### OBJECTIVE:
Under this task are some entries; return every one of them exactly.

### INPUT:
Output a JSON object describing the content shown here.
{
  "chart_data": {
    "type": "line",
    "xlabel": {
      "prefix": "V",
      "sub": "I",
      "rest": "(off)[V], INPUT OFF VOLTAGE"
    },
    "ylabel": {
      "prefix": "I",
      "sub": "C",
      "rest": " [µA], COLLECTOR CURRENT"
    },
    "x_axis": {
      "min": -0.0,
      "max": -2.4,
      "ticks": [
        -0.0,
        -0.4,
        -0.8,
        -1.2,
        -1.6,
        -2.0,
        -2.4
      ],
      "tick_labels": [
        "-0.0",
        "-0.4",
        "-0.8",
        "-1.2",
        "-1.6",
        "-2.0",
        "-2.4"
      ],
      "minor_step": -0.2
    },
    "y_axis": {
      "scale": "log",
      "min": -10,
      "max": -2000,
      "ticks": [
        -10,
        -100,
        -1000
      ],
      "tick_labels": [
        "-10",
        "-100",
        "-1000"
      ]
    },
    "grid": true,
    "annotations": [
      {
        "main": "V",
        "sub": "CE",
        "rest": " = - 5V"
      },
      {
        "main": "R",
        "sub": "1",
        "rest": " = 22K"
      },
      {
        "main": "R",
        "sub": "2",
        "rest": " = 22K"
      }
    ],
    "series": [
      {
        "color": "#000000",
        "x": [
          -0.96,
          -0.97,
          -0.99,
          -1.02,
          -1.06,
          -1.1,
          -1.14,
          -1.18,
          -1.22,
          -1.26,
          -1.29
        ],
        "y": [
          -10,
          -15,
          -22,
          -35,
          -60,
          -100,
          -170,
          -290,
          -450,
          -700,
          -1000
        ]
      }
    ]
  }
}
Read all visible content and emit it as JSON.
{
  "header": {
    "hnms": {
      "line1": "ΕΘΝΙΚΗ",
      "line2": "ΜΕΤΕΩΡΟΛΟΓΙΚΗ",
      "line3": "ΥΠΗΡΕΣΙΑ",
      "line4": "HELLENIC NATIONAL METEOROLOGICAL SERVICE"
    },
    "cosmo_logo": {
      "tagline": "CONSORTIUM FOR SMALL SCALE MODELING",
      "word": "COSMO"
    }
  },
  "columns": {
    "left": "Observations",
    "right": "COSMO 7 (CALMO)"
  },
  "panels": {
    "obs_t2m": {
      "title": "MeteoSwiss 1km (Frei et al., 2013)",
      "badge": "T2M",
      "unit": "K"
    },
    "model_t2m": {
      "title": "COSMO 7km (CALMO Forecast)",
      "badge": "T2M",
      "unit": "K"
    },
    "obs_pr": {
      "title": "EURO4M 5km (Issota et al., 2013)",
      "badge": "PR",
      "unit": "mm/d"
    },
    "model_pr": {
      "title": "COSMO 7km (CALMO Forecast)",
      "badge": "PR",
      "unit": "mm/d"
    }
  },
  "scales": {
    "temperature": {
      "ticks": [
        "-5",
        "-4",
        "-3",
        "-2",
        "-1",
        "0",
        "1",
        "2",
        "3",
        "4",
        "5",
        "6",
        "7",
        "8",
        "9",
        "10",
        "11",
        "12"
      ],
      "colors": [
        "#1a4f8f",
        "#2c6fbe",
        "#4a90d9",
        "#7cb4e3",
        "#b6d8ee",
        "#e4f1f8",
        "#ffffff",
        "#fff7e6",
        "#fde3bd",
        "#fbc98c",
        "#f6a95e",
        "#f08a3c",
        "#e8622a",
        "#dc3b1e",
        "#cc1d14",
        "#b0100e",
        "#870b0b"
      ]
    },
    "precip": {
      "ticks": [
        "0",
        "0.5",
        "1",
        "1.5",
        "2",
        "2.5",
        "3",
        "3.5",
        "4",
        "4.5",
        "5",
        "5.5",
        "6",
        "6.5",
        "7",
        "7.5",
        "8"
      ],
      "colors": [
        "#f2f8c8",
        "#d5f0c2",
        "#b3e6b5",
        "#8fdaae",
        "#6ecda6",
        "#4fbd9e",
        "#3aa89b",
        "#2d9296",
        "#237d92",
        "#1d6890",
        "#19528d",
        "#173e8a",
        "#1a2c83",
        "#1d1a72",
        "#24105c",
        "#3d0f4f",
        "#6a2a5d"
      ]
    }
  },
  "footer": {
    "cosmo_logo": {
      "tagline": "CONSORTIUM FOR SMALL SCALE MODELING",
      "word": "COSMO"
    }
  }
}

### FINISHED EXERCISE:
Output a JSON object describing the content shown here.
{
  "chart_data": {
    "type": "line",
    "xlabel": {
      "prefix": "V",
      "sub": "I",
      "rest": "(off)[V], INPUT OFF VOLTAGE"
    },
    "ylabel": {
      "prefix": "I",
      "sub": "C",
      "rest": " [µA], COLLECTOR CURRENT"
    },
    "x_axis": {
      "min": -0.0,
      "max": -2.4,
      "ticks": [
        -0.0,
        -0.4,
        -0.8,
        -1.2,
        -1.6,
        -2.0,
        -2.4
      ],
      "tick_labels": [
        "-0.0",
        "-0.4",
        "-0.8",
        "-1.2",
        "-1.6",
        "-2.0",
        "-2.4"
      ],
      "minor_step": -0.2
    },
    "y_axis": {
      "scale": "log",
      "min": -10,
      "max": -2000,
      "ticks": [
        -10,
        -100,
        -1000
      ],
      "tick_labels": [
        "-10",
        "-100",
        "-1000"
      ]
    },
    "grid": true,
    "annotations": [
      {
        "main": "V",
        "sub": "CE",
        "rest": " = - 5V"
      },
      {
        "main": "R",
        "sub": "1",
        "rest": " = 22K"
      },
      {
        "main": "R",
        "sub": "2",
        "rest": " = 22K"
      }
    ],
    "series": [
      {
        "color": "#000000",
        "x": [
          -0.96,
          -0.97,
          -0.99,
          -1.02,
          -1.06,
          -1.1,
          -1.14,
          -1.18,
          -1.22,
          -1.26,
          -1.29
        ],
        "y": [
          -10,
          -15,
          -22,
          -35,
          -60,
          -100,
          -170,
          -290,
          -450,
          -700,
          -1000
        ]
      }
    ]
  }
}
Read all visible content and emit it as JSON.
{
  "header": {
    "hnms": {
      "line1": "ΕΘΝΙΚΗ",
      "line2": "ΜΕΤΕΩΡΟΛΟΓΙΚΗ",
      "line3": "ΥΠΗΡΕΣΙΑ",
      "line4": "HELLENIC NATIONAL METEOROLOGICAL SERVICE"
    },
    "cosmo_logo": {
      "tagline": "CONSORTIUM FOR SMALL SCALE MODELING",
      "word": "COSMO"
    }
  },
  "columns": {
    "left": "Observations",
    "right": "COSMO 7 (CALMO)"
  },
  "panels": {
    "obs_t2m": {
      "title": "MeteoSwiss 1km (Frei et al., 2013)",
      "badge": "T2M",
      "unit": "K"
    },
    "model_t2m": {
      "title": "COSMO 7km (CALMO Forecast)",
      "badge": "T2M",
      "unit": "K"
    },
    "obs_pr": {
      "title": "EURO4M 5km (Issota et al., 2013)",
      "badge": "PR",
      "unit": "mm/d"
    },
    "model_pr": {
      "title": "COSMO 7km (CALMO Forecast)",
      "badge": "PR",
      "unit": "mm/d"
    }
  },
  "scales": {
    "temperature": {
      "ticks": [
        "-5",
        "-4",
        "-3",
        "-2",
        "-1",
        "0",
        "1",
        "2",
        "3",
        "4",
        "5",
        "6",
        "7",
        "8",
        "9",
        "10",
        "11",
        "12"
      ],
      "colors": [
        "#1a4f8f",
        "#2c6fbe",
        "#4a90d9",
        "#7cb4e3",
        "#b6d8ee",
        "#e4f1f8",
        "#ffffff",
        "#fff7e6",
        "#fde3bd",
        "#fbc98c",
        "#f6a95e",
        "#f08a3c",
        "#e8622a",
        "#dc3b1e",
        "#cc1d14",
        "#b0100e",
        "#870b0b"
      ]
    },
    "precip": {
      "ticks": [
        "0",
        "0.5",
        "1",
        "1.5",
        "2",
        "2.5",
        "3",
        "3.5",
        "4",
        "4.5",
        "5",
        "5.5",
        "6",
        "6.5",
        "7",
        "7.5",
        "8"
      ],
      "colors": [
        "#f2f8c8",
        "#d5f0c2",
        "#b3e6b5",
        "#8fdaae",
        "#6ecda6",
        "#4fbd9e",
        "#3aa89b",
        "#2d9296",
        "#237d92",
        "#1d6890",
        "#19528d",
        "#173e8a",
        "#1a2c83",
        "#1d1a72",
        "#24105c",
        "#3d0f4f",
        "#6a2a5d"
      ]
    }
  },
  "footer": {
    "cosmo_logo": {
      "tagline": "CONSORTIUM FOR SMALL SCALE MODELING",
      "word": "COSMO"
    }
  }
}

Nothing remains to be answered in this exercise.